§ Input data
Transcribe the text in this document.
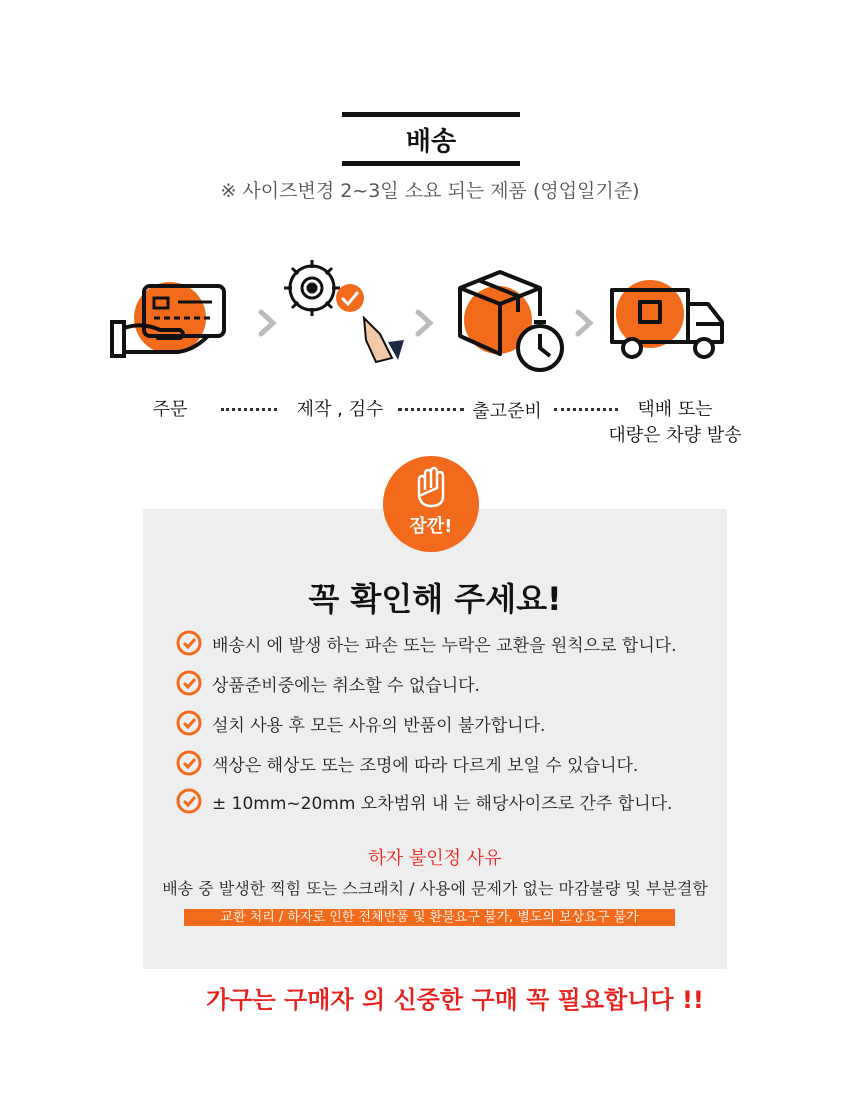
배송
※ 사이즈변경 2~3일 소요 되는 제품 (영업일기준)
주문	제작 , 검수	출고준비	택배 또는
대량은 차량 발송
잠깐!
꼭 확인해 주세요!
배송시 에 발생 하는 파손 또는 누락은 교환을 원칙으로 합니다.
상품준비중에는 취소할 수 없습니다.
설치 사용 후 모든 사유의 반품이 불가합니다.
색상은 해상도 또는 조명에 따라 다르게 보일 수 있습니다.
± 10mm~20mm 오차범위 내 는 해당사이즈로 간주 합니다.
하자 불인정 사유
배송 중 발생한 찍힘 또는 스크래치 / 사용에 문제가 없는 마감불량 및 부분결함
교환 처리 / 하자로 인한 전체반품 및 환불요구 불가, 별도의 보상요구 불가
가구는 구매자 의 신중한 구매 꼭 필요합니다 !!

§ What you are asked to do
Take the listing and print it again exactly, but without any pictures.

§ Expected answer
Transcribe the text in this document.
배송
※ 사이즈변경 2~3일 소요 되는 제품 (영업일기준)
주문	제작 , 검수	출고준비	택배 또는
대량은 차량 발송
잠깐!
꼭 확인해 주세요!
배송시 에 발생 하는 파손 또는 누락은 교환을 원칙으로 합니다.
상품준비중에는 취소할 수 없습니다.
설치 사용 후 모든 사유의 반품이 불가합니다.
색상은 해상도 또는 조명에 따라 다르게 보일 수 있습니다.
± 10mm~20mm 오차범위 내 는 해당사이즈로 간주 합니다.
하자 불인정 사유
배송 중 발생한 찍힘 또는 스크래치 / 사용에 문제가 없는 마감불량 및 부분결함
교환 처리 / 하자로 인한 전체반품 및 환불요구 불가, 별도의 보상요구 불가
가구는 구매자 의 신중한 구매 꼭 필요합니다 !!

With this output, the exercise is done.